• **Request**: What follows is a listing; restate every line of it word for word.

· · · · ·

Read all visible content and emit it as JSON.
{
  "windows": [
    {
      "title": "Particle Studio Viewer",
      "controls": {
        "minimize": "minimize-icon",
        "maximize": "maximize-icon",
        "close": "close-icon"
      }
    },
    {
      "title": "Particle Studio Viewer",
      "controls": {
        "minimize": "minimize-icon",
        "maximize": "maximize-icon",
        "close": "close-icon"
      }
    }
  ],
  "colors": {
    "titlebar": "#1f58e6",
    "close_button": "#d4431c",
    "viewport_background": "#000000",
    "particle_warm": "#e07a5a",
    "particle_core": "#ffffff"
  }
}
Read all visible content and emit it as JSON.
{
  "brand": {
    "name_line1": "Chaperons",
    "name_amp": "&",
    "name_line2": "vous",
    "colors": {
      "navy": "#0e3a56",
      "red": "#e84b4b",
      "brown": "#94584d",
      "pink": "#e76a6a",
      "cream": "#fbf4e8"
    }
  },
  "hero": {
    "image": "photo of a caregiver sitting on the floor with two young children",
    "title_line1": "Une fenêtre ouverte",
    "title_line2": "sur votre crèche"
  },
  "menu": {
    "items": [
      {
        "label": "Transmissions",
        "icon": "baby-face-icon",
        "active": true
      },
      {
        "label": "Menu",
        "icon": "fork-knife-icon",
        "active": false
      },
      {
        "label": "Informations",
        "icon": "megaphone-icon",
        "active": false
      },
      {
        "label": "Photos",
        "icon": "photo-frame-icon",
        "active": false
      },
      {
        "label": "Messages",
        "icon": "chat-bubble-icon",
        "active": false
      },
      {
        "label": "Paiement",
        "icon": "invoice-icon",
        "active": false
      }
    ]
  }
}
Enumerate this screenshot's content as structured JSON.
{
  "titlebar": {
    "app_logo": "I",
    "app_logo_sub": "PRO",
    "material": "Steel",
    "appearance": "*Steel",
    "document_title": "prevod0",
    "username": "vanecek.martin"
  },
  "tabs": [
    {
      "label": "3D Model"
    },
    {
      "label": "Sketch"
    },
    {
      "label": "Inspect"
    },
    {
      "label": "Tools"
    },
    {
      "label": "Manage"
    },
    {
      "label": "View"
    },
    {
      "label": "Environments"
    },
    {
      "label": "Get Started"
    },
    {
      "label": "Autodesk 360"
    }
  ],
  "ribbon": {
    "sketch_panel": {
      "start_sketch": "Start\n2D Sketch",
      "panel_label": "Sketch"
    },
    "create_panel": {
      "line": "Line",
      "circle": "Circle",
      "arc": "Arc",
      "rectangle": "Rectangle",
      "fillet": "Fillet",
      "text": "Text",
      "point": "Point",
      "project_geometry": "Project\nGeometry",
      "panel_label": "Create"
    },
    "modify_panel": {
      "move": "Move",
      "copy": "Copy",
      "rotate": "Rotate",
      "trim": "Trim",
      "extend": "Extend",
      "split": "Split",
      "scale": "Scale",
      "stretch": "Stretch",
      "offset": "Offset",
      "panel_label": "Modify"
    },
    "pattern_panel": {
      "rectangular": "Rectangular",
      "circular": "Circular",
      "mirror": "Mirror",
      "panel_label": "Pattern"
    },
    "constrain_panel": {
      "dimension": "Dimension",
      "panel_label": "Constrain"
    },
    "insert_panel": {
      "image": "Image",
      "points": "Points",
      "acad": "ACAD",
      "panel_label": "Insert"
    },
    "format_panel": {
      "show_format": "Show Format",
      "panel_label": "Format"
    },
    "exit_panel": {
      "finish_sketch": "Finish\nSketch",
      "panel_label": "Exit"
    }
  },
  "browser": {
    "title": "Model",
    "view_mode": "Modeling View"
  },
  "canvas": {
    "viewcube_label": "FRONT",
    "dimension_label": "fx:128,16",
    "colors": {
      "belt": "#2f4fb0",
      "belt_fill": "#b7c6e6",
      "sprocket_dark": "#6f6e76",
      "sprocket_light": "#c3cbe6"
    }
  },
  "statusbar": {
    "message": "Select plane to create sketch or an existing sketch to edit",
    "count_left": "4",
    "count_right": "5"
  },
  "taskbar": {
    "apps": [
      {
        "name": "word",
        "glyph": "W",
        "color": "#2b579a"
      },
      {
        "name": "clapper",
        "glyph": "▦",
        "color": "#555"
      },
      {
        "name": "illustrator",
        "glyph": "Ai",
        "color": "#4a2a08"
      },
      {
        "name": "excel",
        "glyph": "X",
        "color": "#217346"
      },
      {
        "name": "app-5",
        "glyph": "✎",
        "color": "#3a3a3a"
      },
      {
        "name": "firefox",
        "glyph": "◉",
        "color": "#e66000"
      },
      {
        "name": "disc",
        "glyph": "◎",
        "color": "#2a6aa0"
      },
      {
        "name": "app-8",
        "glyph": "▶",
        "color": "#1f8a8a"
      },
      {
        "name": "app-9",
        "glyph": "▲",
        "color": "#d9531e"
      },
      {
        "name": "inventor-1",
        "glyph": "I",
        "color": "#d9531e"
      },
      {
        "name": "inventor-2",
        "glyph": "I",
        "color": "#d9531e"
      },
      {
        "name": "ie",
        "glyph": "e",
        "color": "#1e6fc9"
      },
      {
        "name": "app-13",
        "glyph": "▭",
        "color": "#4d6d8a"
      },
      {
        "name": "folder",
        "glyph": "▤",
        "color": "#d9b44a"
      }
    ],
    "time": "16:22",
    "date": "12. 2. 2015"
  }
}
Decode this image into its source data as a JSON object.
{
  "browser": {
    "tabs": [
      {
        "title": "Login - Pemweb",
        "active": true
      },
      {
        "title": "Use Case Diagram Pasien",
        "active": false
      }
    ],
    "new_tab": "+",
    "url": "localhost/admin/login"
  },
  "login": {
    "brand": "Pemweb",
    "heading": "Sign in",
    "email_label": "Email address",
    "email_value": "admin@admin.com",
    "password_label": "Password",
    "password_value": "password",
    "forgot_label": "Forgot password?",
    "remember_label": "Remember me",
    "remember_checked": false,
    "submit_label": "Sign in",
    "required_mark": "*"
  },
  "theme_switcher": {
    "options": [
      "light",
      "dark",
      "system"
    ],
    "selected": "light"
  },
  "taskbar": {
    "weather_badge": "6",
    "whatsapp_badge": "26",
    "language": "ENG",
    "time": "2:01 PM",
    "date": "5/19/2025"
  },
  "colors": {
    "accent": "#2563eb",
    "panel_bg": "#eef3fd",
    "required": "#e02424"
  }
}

· · · · ·

• **Problem solution**:
Read all visible content and emit it as JSON.
{
  "windows": [
    {
      "title": "Particle Studio Viewer",
      "controls": {
        "minimize": "minimize-icon",
        "maximize": "maximize-icon",
        "close": "close-icon"
      }
    },
    {
      "title": "Particle Studio Viewer",
      "controls": {
        "minimize": "minimize-icon",
        "maximize": "maximize-icon",
        "close": "close-icon"
      }
    }
  ],
  "colors": {
    "titlebar": "#1f58e6",
    "close_button": "#d4431c",
    "viewport_background": "#000000",
    "particle_warm": "#e07a5a",
    "particle_core": "#ffffff"
  }
}
Read all visible content and emit it as JSON.
{
  "brand": {
    "name_line1": "Chaperons",
    "name_amp": "&",
    "name_line2": "vous",
    "colors": {
      "navy": "#0e3a56",
      "red": "#e84b4b",
      "brown": "#94584d",
      "pink": "#e76a6a",
      "cream": "#fbf4e8"
    }
  },
  "hero": {
    "image": "photo of a caregiver sitting on the floor with two young children",
    "title_line1": "Une fenêtre ouverte",
    "title_line2": "sur votre crèche"
  },
  "menu": {
    "items": [
      {
        "label": "Transmissions",
        "icon": "baby-face-icon",
        "active": true
      },
      {
        "label": "Menu",
        "icon": "fork-knife-icon",
        "active": false
      },
      {
        "label": "Informations",
        "icon": "megaphone-icon",
        "active": false
      },
      {
        "label": "Photos",
        "icon": "photo-frame-icon",
        "active": false
      },
      {
        "label": "Messages",
        "icon": "chat-bubble-icon",
        "active": false
      },
      {
        "label": "Paiement",
        "icon": "invoice-icon",
        "active": false
      }
    ]
  }
}
Enumerate this screenshot's content as structured JSON.
{
  "titlebar": {
    "app_logo": "I",
    "app_logo_sub": "PRO",
    "material": "Steel",
    "appearance": "*Steel",
    "document_title": "prevod0",
    "username": "vanecek.martin"
  },
  "tabs": [
    {
      "label": "3D Model"
    },
    {
      "label": "Sketch"
    },
    {
      "label": "Inspect"
    },
    {
      "label": "Tools"
    },
    {
      "label": "Manage"
    },
    {
      "label": "View"
    },
    {
      "label": "Environments"
    },
    {
      "label": "Get Started"
    },
    {
      "label": "Autodesk 360"
    }
  ],
  "ribbon": {
    "sketch_panel": {
      "start_sketch": "Start\n2D Sketch",
      "panel_label": "Sketch"
    },
    "create_panel": {
      "line": "Line",
      "circle": "Circle",
      "arc": "Arc",
      "rectangle": "Rectangle",
      "fillet": "Fillet",
      "text": "Text",
      "point": "Point",
      "project_geometry": "Project\nGeometry",
      "panel_label": "Create"
    },
    "modify_panel": {
      "move": "Move",
      "copy": "Copy",
      "rotate": "Rotate",
      "trim": "Trim",
      "extend": "Extend",
      "split": "Split",
      "scale": "Scale",
      "stretch": "Stretch",
      "offset": "Offset",
      "panel_label": "Modify"
    },
    "pattern_panel": {
      "rectangular": "Rectangular",
      "circular": "Circular",
      "mirror": "Mirror",
      "panel_label": "Pattern"
    },
    "constrain_panel": {
      "dimension": "Dimension",
      "panel_label": "Constrain"
    },
    "insert_panel": {
      "image": "Image",
      "points": "Points",
      "acad": "ACAD",
      "panel_label": "Insert"
    },
    "format_panel": {
      "show_format": "Show Format",
      "panel_label": "Format"
    },
    "exit_panel": {
      "finish_sketch": "Finish\nSketch",
      "panel_label": "Exit"
    }
  },
  "browser": {
    "title": "Model",
    "view_mode": "Modeling View"
  },
  "canvas": {
    "viewcube_label": "FRONT",
    "dimension_label": "fx:128,16",
    "colors": {
      "belt": "#2f4fb0",
      "belt_fill": "#b7c6e6",
      "sprocket_dark": "#6f6e76",
      "sprocket_light": "#c3cbe6"
    }
  },
  "statusbar": {
    "message": "Select plane to create sketch or an existing sketch to edit",
    "count_left": "4",
    "count_right": "5"
  },
  "taskbar": {
    "apps": [
      {
        "name": "word",
        "glyph": "W",
        "color": "#2b579a"
      },
      {
        "name": "clapper",
        "glyph": "▦",
        "color": "#555"
      },
      {
        "name": "illustrator",
        "glyph": "Ai",
        "color": "#4a2a08"
      },
      {
        "name": "excel",
        "glyph": "X",
        "color": "#217346"
      },
      {
        "name": "app-5",
        "glyph": "✎",
        "color": "#3a3a3a"
      },
      {
        "name": "firefox",
        "glyph": "◉",
        "color": "#e66000"
      },
      {
        "name": "disc",
        "glyph": "◎",
        "color": "#2a6aa0"
      },
      {
        "name": "app-8",
        "glyph": "▶",
        "color": "#1f8a8a"
      },
      {
        "name": "app-9",
        "glyph": "▲",
        "color": "#d9531e"
      },
      {
        "name": "inventor-1",
        "glyph": "I",
        "color": "#d9531e"
      },
      {
        "name": "inventor-2",
        "glyph": "I",
        "color": "#d9531e"
      },
      {
        "name": "ie",
        "glyph": "e",
        "color": "#1e6fc9"
      },
      {
        "name": "app-13",
        "glyph": "▭",
        "color": "#4d6d8a"
      },
      {
        "name": "folder",
        "glyph": "▤",
        "color": "#d9b44a"
      }
    ],
    "time": "16:22",
    "date": "12. 2. 2015"
  }
}
Decode this image into its source data as a JSON object.
{
  "browser": {
    "tabs": [
      {
        "title": "Login - Pemweb",
        "active": true
      },
      {
        "title": "Use Case Diagram Pasien",
        "active": false
      }
    ],
    "new_tab": "+",
    "url": "localhost/admin/login"
  },
  "login": {
    "brand": "Pemweb",
    "heading": "Sign in",
    "email_label": "Email address",
    "email_value": "admin@admin.com",
    "password_label": "Password",
    "password_value": "password",
    "forgot_label": "Forgot password?",
    "remember_label": "Remember me",
    "remember_checked": false,
    "submit_label": "Sign in",
    "required_mark": "*"
  },
  "theme_switcher": {
    "options": [
      "light",
      "dark",
      "system"
    ],
    "selected": "light"
  },
  "taskbar": {
    "weather_badge": "6",
    "whatsapp_badge": "26",
    "language": "ENG",
    "time": "2:01 PM",
    "date": "5/19/2025"
  },
  "colors": {
    "accent": "#2563eb",
    "panel_bg": "#eef3fd",
    "required": "#e02424"
  }
}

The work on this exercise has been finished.